### SHORT TASK
Return each line holding the string "data".

### RECORDS FOR PROCESSING
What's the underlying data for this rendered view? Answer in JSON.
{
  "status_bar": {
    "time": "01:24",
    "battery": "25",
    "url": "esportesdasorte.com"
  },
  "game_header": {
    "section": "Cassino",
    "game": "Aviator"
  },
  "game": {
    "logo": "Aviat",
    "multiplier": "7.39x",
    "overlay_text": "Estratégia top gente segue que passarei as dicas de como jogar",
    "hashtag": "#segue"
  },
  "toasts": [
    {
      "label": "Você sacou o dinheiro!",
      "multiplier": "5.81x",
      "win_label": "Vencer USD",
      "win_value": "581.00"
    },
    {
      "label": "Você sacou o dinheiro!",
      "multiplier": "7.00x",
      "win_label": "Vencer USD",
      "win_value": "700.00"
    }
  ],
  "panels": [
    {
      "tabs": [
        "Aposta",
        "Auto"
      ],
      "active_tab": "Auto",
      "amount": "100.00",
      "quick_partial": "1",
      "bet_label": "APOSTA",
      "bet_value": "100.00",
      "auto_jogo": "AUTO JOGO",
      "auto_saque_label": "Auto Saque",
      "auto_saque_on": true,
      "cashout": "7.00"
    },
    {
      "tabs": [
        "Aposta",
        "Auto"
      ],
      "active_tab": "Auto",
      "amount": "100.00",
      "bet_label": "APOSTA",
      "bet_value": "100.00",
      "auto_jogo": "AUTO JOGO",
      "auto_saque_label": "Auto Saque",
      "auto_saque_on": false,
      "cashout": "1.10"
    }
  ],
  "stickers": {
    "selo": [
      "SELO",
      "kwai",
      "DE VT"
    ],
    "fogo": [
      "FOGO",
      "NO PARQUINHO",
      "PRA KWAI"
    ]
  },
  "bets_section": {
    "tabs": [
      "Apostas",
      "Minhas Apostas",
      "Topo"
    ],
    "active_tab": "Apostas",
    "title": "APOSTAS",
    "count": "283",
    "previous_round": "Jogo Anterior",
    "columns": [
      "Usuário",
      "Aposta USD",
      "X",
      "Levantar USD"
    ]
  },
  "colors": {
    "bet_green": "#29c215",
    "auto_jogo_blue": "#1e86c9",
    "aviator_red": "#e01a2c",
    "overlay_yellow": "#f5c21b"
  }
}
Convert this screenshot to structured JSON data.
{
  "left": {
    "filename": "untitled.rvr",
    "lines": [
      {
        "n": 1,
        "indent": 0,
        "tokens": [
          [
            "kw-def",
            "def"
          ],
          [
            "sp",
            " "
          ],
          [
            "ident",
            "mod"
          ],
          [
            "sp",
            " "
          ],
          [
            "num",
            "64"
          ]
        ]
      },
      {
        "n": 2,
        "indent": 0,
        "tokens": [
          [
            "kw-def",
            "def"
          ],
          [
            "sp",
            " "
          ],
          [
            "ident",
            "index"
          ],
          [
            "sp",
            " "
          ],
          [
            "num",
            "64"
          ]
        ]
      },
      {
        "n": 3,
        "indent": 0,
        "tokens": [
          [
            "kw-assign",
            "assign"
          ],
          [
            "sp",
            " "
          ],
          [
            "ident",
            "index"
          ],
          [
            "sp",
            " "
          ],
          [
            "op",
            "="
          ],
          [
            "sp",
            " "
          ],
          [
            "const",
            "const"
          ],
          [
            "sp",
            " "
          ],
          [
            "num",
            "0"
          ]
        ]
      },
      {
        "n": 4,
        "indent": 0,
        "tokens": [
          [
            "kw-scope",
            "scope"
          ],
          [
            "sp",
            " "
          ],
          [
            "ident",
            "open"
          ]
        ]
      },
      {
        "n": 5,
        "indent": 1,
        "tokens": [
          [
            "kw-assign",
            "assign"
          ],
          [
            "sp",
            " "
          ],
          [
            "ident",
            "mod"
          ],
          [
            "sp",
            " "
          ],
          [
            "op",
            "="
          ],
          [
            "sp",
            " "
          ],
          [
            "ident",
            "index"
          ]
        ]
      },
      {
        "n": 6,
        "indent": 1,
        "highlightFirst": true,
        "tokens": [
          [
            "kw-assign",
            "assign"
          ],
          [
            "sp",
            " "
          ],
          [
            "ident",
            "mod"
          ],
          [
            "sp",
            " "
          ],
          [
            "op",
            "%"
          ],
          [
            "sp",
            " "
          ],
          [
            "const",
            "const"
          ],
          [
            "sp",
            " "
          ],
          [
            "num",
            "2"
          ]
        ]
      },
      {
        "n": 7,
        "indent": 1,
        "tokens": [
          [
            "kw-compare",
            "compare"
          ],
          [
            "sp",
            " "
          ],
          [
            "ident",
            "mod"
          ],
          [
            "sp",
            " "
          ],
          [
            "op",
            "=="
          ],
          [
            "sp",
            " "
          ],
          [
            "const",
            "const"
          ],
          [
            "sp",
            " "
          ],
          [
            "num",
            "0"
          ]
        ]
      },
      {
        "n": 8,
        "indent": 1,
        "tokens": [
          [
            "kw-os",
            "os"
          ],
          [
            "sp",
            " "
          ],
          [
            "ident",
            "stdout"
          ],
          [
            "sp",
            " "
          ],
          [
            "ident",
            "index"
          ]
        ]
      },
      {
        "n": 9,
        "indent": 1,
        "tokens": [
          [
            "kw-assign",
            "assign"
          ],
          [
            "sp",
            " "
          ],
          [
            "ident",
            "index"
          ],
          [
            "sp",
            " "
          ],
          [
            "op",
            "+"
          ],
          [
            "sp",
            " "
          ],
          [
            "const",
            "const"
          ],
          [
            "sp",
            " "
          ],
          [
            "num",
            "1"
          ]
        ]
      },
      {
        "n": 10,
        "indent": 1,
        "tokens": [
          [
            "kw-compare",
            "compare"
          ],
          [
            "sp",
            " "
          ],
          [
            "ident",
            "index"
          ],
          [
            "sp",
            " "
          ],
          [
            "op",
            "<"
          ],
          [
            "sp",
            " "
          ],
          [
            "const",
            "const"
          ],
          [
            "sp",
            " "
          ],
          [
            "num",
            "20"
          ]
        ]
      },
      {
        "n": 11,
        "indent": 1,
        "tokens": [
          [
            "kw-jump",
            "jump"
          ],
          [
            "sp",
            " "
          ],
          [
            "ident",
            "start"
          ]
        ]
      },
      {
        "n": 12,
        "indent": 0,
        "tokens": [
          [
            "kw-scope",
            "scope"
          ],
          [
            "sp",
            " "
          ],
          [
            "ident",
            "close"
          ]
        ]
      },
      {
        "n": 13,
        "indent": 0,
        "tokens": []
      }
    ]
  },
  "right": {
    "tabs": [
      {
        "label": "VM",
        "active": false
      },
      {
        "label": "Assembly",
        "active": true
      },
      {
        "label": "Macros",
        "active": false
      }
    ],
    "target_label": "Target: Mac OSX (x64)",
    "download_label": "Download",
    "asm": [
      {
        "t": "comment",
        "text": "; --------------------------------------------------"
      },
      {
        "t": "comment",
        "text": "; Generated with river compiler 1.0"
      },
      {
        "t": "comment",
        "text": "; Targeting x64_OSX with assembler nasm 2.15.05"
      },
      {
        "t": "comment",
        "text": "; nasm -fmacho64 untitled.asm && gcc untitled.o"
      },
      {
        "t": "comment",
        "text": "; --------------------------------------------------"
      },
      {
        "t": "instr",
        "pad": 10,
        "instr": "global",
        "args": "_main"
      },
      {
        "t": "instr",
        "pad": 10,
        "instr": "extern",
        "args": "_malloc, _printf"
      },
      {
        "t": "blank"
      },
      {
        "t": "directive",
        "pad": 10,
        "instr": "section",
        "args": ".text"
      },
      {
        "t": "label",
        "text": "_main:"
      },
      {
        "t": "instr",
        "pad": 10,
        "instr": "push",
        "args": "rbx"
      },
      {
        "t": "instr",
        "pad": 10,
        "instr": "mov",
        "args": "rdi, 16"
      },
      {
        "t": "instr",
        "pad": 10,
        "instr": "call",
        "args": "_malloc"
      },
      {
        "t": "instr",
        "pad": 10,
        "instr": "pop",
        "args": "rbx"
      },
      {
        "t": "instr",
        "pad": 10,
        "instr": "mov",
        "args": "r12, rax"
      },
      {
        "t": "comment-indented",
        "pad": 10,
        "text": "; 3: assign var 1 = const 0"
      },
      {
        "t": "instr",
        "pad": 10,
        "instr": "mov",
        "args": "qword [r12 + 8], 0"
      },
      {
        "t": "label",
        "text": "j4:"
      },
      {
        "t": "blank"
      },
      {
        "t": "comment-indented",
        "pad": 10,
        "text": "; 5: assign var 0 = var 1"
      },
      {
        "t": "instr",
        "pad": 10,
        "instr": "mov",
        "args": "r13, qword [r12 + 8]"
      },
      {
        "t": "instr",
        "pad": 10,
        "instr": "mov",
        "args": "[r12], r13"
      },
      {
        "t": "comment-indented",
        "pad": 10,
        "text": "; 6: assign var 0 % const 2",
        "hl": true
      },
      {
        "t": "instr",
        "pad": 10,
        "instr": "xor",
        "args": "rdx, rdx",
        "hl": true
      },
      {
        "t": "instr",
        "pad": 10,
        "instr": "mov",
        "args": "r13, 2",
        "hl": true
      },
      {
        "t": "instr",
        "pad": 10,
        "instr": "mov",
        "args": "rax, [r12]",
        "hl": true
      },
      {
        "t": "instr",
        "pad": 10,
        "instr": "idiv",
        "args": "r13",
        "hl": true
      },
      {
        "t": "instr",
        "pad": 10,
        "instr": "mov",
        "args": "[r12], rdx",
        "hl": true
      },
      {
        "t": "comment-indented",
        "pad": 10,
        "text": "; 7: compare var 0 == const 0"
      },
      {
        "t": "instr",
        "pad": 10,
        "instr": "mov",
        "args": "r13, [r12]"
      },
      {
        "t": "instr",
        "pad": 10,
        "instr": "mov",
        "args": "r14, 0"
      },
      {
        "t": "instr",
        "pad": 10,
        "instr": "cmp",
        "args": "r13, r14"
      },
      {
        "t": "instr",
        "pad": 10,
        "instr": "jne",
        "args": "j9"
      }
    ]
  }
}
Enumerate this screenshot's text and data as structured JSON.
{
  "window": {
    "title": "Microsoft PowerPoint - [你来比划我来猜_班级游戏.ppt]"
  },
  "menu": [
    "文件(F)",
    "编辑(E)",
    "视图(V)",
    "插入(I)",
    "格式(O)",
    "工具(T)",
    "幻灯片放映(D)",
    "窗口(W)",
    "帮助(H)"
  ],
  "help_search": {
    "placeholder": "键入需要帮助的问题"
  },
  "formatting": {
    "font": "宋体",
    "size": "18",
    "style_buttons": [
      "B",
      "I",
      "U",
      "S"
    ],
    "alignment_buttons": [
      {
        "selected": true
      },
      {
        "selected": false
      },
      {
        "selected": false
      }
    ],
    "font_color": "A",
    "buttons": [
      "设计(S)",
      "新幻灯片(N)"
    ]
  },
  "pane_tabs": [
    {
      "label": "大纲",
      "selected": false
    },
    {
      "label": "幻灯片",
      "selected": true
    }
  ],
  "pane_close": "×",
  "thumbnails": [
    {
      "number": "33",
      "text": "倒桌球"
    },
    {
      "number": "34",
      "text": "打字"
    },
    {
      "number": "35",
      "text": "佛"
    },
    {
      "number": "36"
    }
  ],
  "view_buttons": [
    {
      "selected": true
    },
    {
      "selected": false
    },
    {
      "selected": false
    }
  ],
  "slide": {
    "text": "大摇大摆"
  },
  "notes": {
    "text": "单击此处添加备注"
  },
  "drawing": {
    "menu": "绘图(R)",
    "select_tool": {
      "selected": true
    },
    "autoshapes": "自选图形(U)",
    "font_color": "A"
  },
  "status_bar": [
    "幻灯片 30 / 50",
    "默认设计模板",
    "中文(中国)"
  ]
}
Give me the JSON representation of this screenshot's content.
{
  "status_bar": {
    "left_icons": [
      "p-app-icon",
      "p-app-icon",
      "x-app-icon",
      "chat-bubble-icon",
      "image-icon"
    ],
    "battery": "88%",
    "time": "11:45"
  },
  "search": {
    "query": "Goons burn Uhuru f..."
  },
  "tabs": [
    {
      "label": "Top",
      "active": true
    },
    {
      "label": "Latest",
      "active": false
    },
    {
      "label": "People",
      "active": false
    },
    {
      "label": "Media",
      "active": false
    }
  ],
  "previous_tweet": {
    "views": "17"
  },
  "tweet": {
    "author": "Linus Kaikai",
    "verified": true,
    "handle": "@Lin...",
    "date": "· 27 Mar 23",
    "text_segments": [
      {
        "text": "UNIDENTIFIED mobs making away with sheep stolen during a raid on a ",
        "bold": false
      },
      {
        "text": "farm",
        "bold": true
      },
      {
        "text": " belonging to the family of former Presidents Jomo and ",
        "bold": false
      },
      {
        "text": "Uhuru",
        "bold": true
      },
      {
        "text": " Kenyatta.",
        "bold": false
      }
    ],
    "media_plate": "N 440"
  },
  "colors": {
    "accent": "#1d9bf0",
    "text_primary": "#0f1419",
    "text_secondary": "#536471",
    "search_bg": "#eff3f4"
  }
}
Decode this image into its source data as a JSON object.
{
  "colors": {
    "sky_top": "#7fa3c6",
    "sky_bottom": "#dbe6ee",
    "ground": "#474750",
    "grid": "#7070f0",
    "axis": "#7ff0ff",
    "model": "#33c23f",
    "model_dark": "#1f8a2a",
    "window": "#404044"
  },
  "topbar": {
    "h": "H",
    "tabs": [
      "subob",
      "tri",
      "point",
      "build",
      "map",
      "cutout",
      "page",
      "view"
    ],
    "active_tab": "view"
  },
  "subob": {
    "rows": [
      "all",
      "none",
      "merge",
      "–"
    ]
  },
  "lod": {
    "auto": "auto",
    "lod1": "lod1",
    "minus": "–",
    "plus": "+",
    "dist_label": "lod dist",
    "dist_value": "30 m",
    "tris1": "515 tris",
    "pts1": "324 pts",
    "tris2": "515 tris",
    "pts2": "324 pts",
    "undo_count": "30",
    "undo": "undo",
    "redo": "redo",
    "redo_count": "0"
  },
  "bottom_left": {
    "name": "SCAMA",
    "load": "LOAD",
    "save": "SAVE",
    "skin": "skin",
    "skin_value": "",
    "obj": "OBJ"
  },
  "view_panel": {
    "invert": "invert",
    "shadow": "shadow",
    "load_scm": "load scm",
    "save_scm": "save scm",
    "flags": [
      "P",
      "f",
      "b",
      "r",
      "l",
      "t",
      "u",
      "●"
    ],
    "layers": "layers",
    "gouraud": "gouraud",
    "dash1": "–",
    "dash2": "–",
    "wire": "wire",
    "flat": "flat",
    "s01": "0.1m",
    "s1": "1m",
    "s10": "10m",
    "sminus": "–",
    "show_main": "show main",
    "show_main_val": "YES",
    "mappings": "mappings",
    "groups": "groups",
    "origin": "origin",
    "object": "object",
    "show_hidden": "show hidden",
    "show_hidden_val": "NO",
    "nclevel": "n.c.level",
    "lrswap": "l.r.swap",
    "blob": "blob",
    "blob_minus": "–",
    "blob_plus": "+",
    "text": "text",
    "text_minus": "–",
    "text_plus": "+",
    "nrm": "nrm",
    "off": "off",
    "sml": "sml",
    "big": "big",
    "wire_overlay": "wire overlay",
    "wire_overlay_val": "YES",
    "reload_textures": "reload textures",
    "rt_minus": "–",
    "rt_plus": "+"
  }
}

### FINISHED ANSWER
What's the underlying data for this rendered view? Answer in JSON.
Convert this screenshot to structured JSON data.
Enumerate this screenshot's text and data as structured JSON.
Decode this image into its source data as a JSON object.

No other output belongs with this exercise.